**EXERCISE AIM:** Filter the records below down to lines containing "einzelnen".

(Records)
● ● ●

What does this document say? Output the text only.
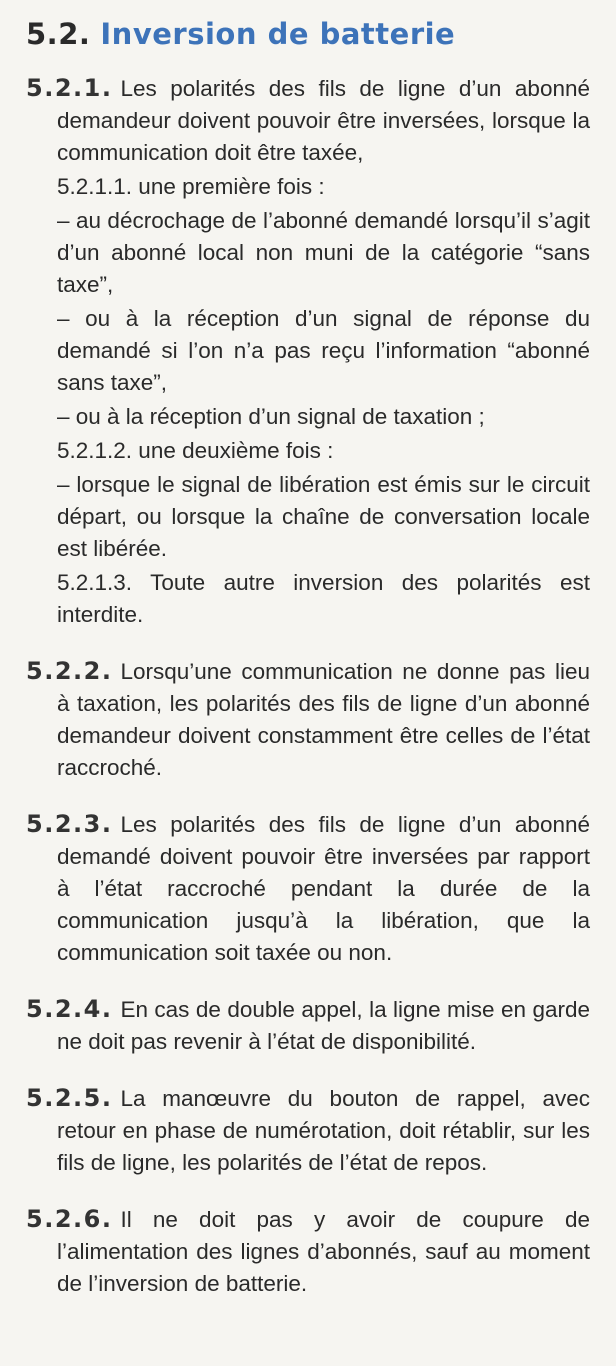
5.2. Inversion de batterie

5.2.1. Les polarités des fils de ligne d’un abonné demandeur doivent pouvoir être inversées, lorsque la communication doit être taxée,

5.2.1.1. une première fois :

– au décrochage de l’abonné demandé lorsqu’il s’agit d’un abonné local non muni de la catégorie “sans taxe”,

– ou à la réception d’un signal de réponse du demandé si l’on n’a pas reçu l’information “abonné sans taxe”,

– ou à la réception d’un signal de taxation ;

5.2.1.2. une deuxième fois :

– lorsque le signal de libération est émis sur le circuit départ, ou lorsque la chaîne de conversation locale est libérée.

5.2.1.3. Toute autre inversion des polarités est interdite.

5.2.2. Lorsqu’une communication ne donne pas lieu à taxation, les polarités des fils de ligne d’un abonné demandeur doivent constamment être celles de l’état raccroché.

5.2.3. Les polarités des fils de ligne d’un abonné demandé doivent pouvoir être inversées par rapport à l’état raccroché pendant la durée de la communication jusqu’à la libération, que la communication soit taxée ou non.

5.2.4. En cas de double appel, la ligne mise en garde ne doit pas revenir à l’état de disponibilité.

5.2.5. La manœuvre du bouton de rappel, avec retour en phase de numérotation, doit rétablir, sur les fils de ligne, les polarités de l’état de repos.

5.2.6. Il ne doit pas y avoir de coupure de l’alimentation des lignes d’abonnés, sauf au moment de l’inversion de batterie.
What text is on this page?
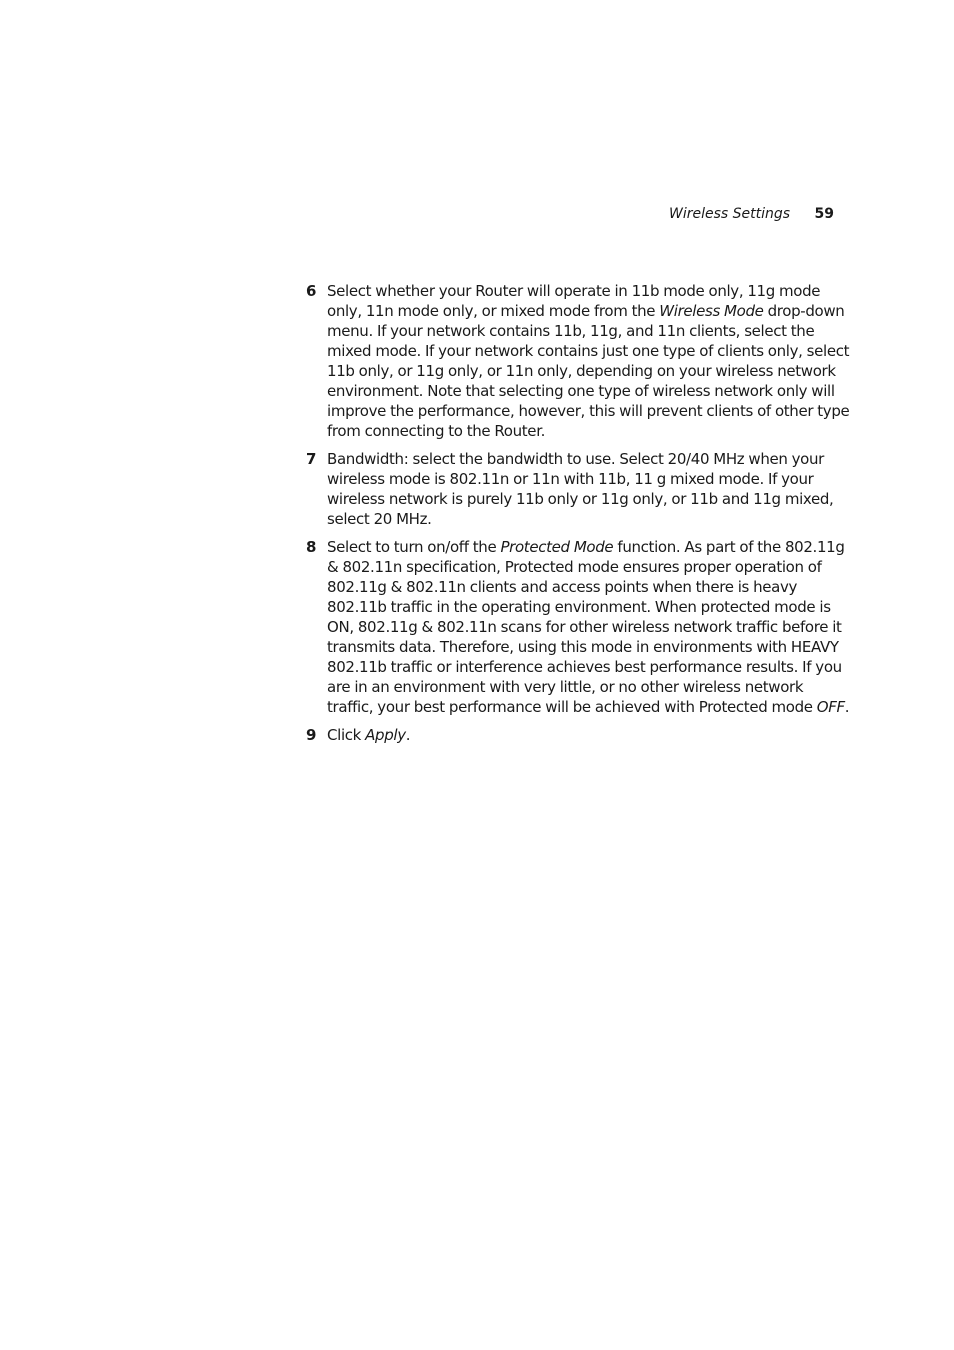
Wireless Settings 59
6 Select whether your Router will operate in 11b mode only, 11g mode only, 11n mode only, or mixed mode from the Wireless Mode drop-down menu. If your network contains 11b, 11g, and 11n clients, select the mixed mode. If your network contains just one type of clients only, select 11b only, or 11g only, or 11n only, depending on your wireless network environment. Note that selecting one type of wireless network only will improve the performance, however, this will prevent clients of other type from connecting to the Router.
7 Bandwidth: select the bandwidth to use. Select 20/40 MHz when your wireless mode is 802.11n or 11n with 11b, 11 g mixed mode. If your wireless network is purely 11b only or 11g only, or 11b and 11g mixed, select 20 MHz.
8 Select to turn on/off the Protected Mode function. As part of the 802.11g & 802.11n specification, Protected mode ensures proper operation of 802.11g & 802.11n clients and access points when there is heavy 802.11b traffic in the operating environment. When protected mode is ON, 802.11g & 802.11n scans for other wireless network traffic before it transmits data. Therefore, using this mode in environments with HEAVY 802.11b traffic or interference achieves best performance results. If you are in an environment with very little, or no other wireless network traffic, your best performance will be achieved with Protected mode OFF.
9 Click Apply.
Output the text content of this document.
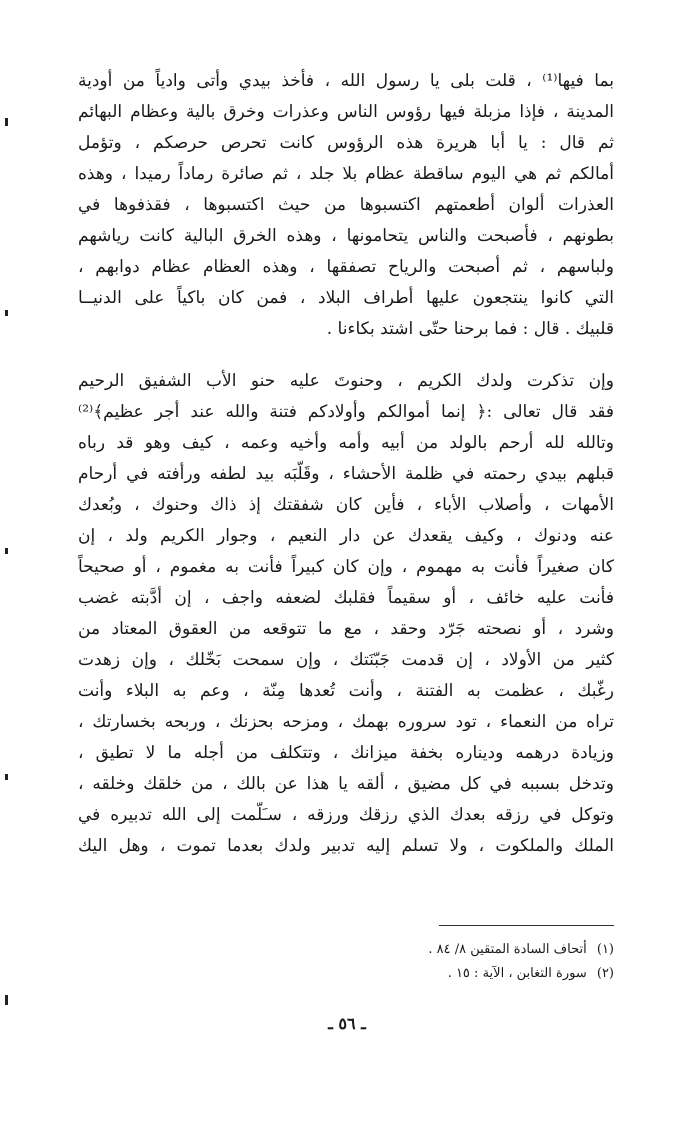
بما فيها⁽¹⁾ ، قلت بلى يا رسول الله ، فأخذ بيدي وأتى وادياً من أودية
المدينة ، فإذا مزبلة فيها رؤوس الناس وعذرات وخرق بالية وعظام البهائم
ثم قال : يا أبا هريرة هذه الرؤوس كانت تحرص حرصكم ، وتؤمل
أمالكم ثم هي اليوم ساقطة عظام بلا جلد ، ثم صائرة رماداً رميدا ، وهذه
العذرات ألوان أطعمتهم اكتسبوها من حيث اكتسبوها ، فقذفوها في
بطونهم ، فأصبحت والناس يتحامونها ، وهذه الخرق البالية كانت رياشهم
ولباسهم ، ثم أصبحت والرياح تصفقها ، وهذه العظام عظام دوابهم ،
التي كانوا ينتجعون عليها أطراف البلاد ، فمن كان باكياً على الدنيــا
قلبيك . قال : فما برحنا حتّى اشتد بكاءنا .
وإن تذكرت ولدك الكريم ، وحنوتَ عليه حنو الأب الشفيق الرحيم
فقد قال تعالى :﴿ إنما أموالكم وأولادكم فتنة والله عند أجر عظيم﴾⁽²⁾
وتالله لله أرحم بالولد من أبيه وأمه وأخيه وعمه ، كيف وهو قد رباه
قبلهم بيدي رحمته في ظلمة الأحشاء ، وقَلّبَه بيد لطفه ورأفته في أرحام
الأمهات ، وأصلاب الأباء ، فأين كان شفقتك إذ ذاك وحنوك ، وبُعدك
عنه ودنوك ، وكيف يقعدك عن دار النعيم ، وجوار الكريم ولد ، إن
كان صغيراً فأنت به مهموم ، وإن كان كبيراً فأنت به مغموم ، أو صحيحاً
فأنت عليه خائف ، أو سقيماً فقلبك لضعفه واجف ، إن أدَّبته غضب
وشرد ، أو نصحته جَرّد وحقد ، مع ما تتوقعه من العقوق المعتاد من
كثير من الأولاد ، إن قدمت جَبّنَتك ، وإن سمحت بَخّلك ، وإن زهدت
رغّبك ، عظمت به الفتنة ، وأنت تُعدها مِنّة ، وعم به البلاء وأنت
تراه من النعماء ، تود سروره بهمك ، ومزحه بحزنك ، وربحه بخسارتك ،
وزيادة درهمه وديناره بخفة ميزانك ، وتتكلف من أجله ما لا تطيق ،
وتدخل بسببه في كل مضيق ، ألقه يا هذا عن بالك ، من خلقك وخلقه ،
وتوكل في رزقه بعدك الذي رزقك ورزقه ، سـَلّمت إلى الله تدبيره في
الملك والملكوت ، ولا تسلم إليه تدبير ولدك بعدما تموت ، وهل اليك
(١) أتحاف السادة المتقين ٨/ ٨٤ .
(٢) سورة التغابن ، الآية : ١٥ .
ـ ٥٦ ـ
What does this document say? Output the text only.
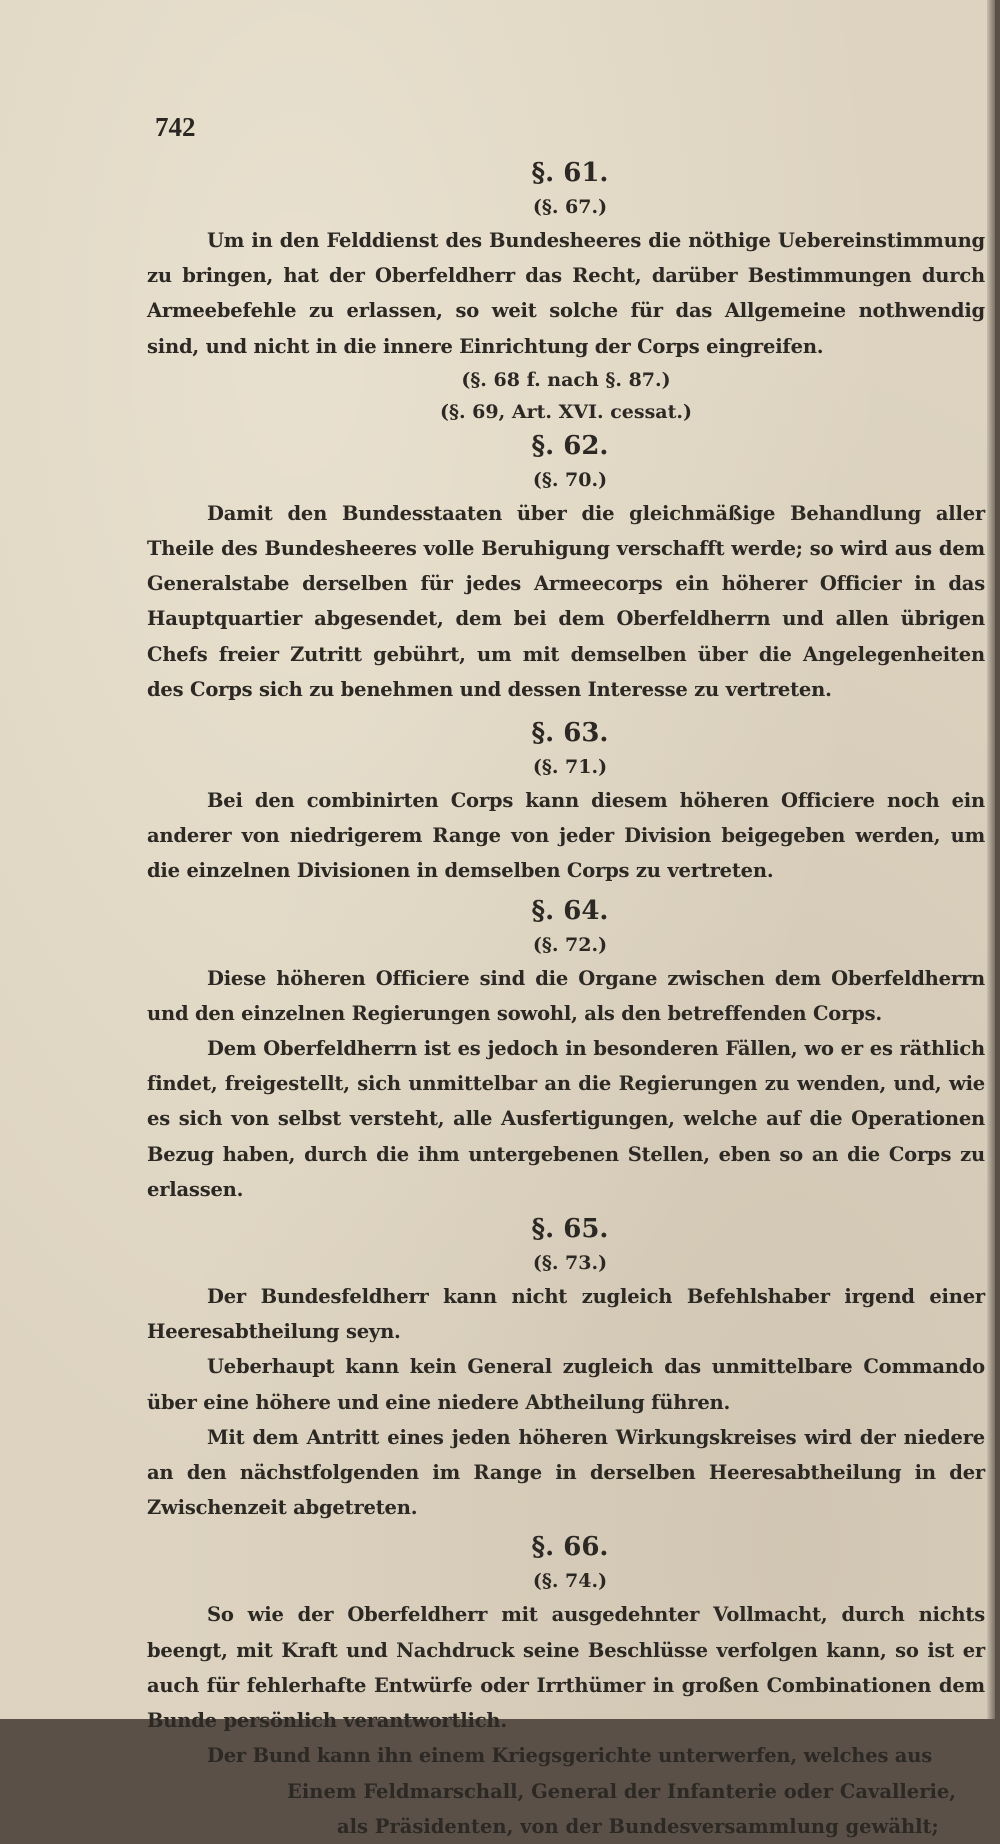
742
§. 61.
(§. 67.)

Um in den Felddienst des Bundesheeres die nöthige Uebereinstimmung zu bringen, hat der Oberfeldherr das Recht, darüber Bestimmungen durch Armeebefehle zu erlassen, so weit solche für das Allgemeine nothwendig sind, und nicht in die innere Einrichtung der Corps eingreifen.

(§. 68 f. nach §. 87.)
(§. 69, Art. XVI. cessat.)
§. 62.
(§. 70.)

Damit den Bundesstaaten über die gleichmäßige Behandlung aller Theile des Bundesheeres volle Beruhigung verschafft werde; so wird aus dem Generalstabe derselben für jedes Armeecorps ein höherer Officier in das Hauptquartier abgesendet, dem bei dem Oberfeldherrn und allen übrigen Chefs freier Zutritt gebührt, um mit demselben über die Angelegenheiten des Corps sich zu benehmen und dessen Interesse zu vertreten.

§. 63.
(§. 71.)

Bei den combinirten Corps kann diesem höheren Officiere noch ein anderer von niedrigerem Range von jeder Division beigegeben werden, um die einzelnen Divisionen in demselben Corps zu vertreten.

§. 64.
(§. 72.)

Diese höheren Officiere sind die Organe zwischen dem Oberfeldherrn und den einzelnen Regierungen sowohl, als den betreffenden Corps.

Dem Oberfeldherrn ist es jedoch in besonderen Fällen, wo er es räthlich findet, freigestellt, sich unmittelbar an die Regierungen zu wenden, und, wie es sich von selbst versteht, alle Ausfertigungen, welche auf die Operationen Bezug haben, durch die ihm untergebenen Stellen, eben so an die Corps zu erlassen.

§. 65.
(§. 73.)

Der Bundesfeldherr kann nicht zugleich Befehlshaber irgend einer Heeresabtheilung seyn.

Ueberhaupt kann kein General zugleich das unmittelbare Commando über eine höhere und eine niedere Abtheilung führen.

Mit dem Antritt eines jeden höheren Wirkungskreises wird der niedere an den nächstfolgenden im Range in derselben Heeresabtheilung in der Zwischenzeit abgetreten.

§. 66.
(§. 74.)

So wie der Oberfeldherr mit ausgedehnter Vollmacht, durch nichts beengt, mit Kraft und Nachdruck seine Beschlüsse verfolgen kann, so ist er auch für fehlerhafte Entwürfe oder Irrthümer in großen Combinationen dem Bunde persönlich verantwortlich.

Der Bund kann ihn einem Kriegsgerichte unterwerfen, welches aus

Einem Feldmarschall, General der Infanterie oder Cavallerie, als Präsidenten, von der Bundesversammlung gewählt;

● ● ●

**WRITTEN SOLUTION:**
Bei den combinirten Corps kann diesem höheren Officiere noch ein anderer von niedrigerem Range von jeder Division beigegeben werden, um die einzelnen Divisionen in demselben Corps zu vertreten.
Diese höheren Officiere sind die Organe zwischen dem Oberfeldherrn und den einzelnen Regierungen sowohl, als den betreffenden Corps.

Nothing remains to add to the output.